It is required that all of the data be written out exactly.

-- BEGIN --

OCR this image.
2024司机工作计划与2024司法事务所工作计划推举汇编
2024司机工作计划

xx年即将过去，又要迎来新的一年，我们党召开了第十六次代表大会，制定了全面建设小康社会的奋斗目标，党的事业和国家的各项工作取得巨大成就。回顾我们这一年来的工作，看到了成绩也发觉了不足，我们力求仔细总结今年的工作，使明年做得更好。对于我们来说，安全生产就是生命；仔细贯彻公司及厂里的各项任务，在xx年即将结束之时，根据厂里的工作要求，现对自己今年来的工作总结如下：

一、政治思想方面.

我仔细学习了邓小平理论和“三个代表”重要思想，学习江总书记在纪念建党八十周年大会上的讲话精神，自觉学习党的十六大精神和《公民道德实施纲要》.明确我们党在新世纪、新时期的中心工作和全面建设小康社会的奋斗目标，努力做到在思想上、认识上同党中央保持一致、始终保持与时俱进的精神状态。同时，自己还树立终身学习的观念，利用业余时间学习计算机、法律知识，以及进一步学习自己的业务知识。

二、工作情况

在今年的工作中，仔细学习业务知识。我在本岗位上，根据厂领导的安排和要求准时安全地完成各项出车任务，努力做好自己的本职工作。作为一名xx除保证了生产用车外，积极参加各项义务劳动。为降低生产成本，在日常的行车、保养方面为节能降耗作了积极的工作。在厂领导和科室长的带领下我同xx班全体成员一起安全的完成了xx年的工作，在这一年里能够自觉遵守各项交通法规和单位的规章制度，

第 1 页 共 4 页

-- END --

- **The result**:
OCR this image.
2024司机工作计划与2024司法事务所工作计划推举汇编
2024司机工作计划

xx年即将过去，又要迎来新的一年，我们党召开了第十六次代表大会，制定了全面建设小康社会的奋斗目标，党的事业和国家的各项工作取得巨大成就。回顾我们这一年来的工作，看到了成绩也发觉了不足，我们力求仔细总结今年的工作，使明年做得更好。对于我们来说，安全生产就是生命；仔细贯彻公司及厂里的各项任务，在xx年即将结束之时，根据厂里的工作要求，现对自己今年来的工作总结如下：

一、政治思想方面.

我仔细学习了邓小平理论和“三个代表”重要思想，学习江总书记在纪念建党八十周年大会上的讲话精神，自觉学习党的十六大精神和《公民道德实施纲要》.明确我们党在新世纪、新时期的中心工作和全面建设小康社会的奋斗目标，努力做到在思想上、认识上同党中央保持一致、始终保持与时俱进的精神状态。同时，自己还树立终身学习的观念，利用业余时间学习计算机、法律知识，以及进一步学习自己的业务知识。

二、工作情况

在今年的工作中，仔细学习业务知识。我在本岗位上，根据厂领导的安排和要求准时安全地完成各项出车任务，努力做好自己的本职工作。作为一名xx除保证了生产用车外，积极参加各项义务劳动。为降低生产成本，在日常的行车、保养方面为节能降耗作了积极的工作。在厂领导和科室长的带领下我同xx班全体成员一起安全的完成了xx年的工作，在这一年里能够自觉遵守各项交通法规和单位的规章制度，

第 1 页 共 4 页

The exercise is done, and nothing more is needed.